§ Objective
Using the records provided below, locate and copy each line that contains the word "hooggeachte".

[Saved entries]
------------------------------------------------

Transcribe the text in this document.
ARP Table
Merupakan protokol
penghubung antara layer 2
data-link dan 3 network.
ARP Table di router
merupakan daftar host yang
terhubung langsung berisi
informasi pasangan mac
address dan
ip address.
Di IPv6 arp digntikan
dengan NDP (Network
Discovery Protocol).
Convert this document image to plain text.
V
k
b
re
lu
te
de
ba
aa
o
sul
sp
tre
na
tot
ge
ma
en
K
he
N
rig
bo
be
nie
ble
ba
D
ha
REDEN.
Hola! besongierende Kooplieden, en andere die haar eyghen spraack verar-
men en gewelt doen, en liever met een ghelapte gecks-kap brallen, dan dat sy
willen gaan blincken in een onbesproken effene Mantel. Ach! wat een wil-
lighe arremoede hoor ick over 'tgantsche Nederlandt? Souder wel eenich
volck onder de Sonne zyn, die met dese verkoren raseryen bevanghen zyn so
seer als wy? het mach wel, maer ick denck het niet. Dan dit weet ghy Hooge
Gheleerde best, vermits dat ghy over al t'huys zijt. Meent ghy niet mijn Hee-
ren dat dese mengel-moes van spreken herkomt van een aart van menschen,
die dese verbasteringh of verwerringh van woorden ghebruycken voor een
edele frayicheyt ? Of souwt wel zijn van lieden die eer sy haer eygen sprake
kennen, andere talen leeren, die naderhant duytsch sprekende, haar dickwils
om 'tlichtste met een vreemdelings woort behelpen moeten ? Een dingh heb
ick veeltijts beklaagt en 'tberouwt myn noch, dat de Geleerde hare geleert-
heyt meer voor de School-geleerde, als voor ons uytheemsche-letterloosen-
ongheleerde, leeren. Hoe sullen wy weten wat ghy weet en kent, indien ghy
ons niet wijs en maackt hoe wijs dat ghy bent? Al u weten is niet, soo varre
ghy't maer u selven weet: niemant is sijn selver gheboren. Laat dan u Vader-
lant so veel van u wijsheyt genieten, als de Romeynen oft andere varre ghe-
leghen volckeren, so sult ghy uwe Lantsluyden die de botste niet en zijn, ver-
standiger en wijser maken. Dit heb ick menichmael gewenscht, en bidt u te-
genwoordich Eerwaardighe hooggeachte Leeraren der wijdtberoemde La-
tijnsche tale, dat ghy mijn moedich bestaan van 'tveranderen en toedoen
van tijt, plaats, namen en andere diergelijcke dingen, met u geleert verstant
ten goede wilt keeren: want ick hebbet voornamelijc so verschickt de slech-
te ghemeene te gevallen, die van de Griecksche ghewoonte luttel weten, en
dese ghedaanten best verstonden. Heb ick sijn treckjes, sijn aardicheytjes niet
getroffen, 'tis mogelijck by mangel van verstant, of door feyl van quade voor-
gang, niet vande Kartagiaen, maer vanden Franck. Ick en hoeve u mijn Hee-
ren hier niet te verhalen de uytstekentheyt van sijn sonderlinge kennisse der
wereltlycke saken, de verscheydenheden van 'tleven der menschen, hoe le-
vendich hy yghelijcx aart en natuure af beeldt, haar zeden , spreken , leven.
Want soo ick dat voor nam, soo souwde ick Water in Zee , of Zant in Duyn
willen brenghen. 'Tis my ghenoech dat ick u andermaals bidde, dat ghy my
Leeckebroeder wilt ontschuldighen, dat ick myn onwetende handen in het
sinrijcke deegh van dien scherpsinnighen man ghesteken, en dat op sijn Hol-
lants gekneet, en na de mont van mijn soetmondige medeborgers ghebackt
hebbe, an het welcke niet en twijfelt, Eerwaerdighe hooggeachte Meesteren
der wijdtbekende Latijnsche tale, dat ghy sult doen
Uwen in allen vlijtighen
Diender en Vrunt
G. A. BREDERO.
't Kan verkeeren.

------------------------------------------------

§ Answer for this exercise
genwoordich Eerwaardighe hooggeachte Leeraren der wijdtberoemde La-
hebbe, an het welcke niet en twijfelt, Eerwaerdighe hooggeachte Meesteren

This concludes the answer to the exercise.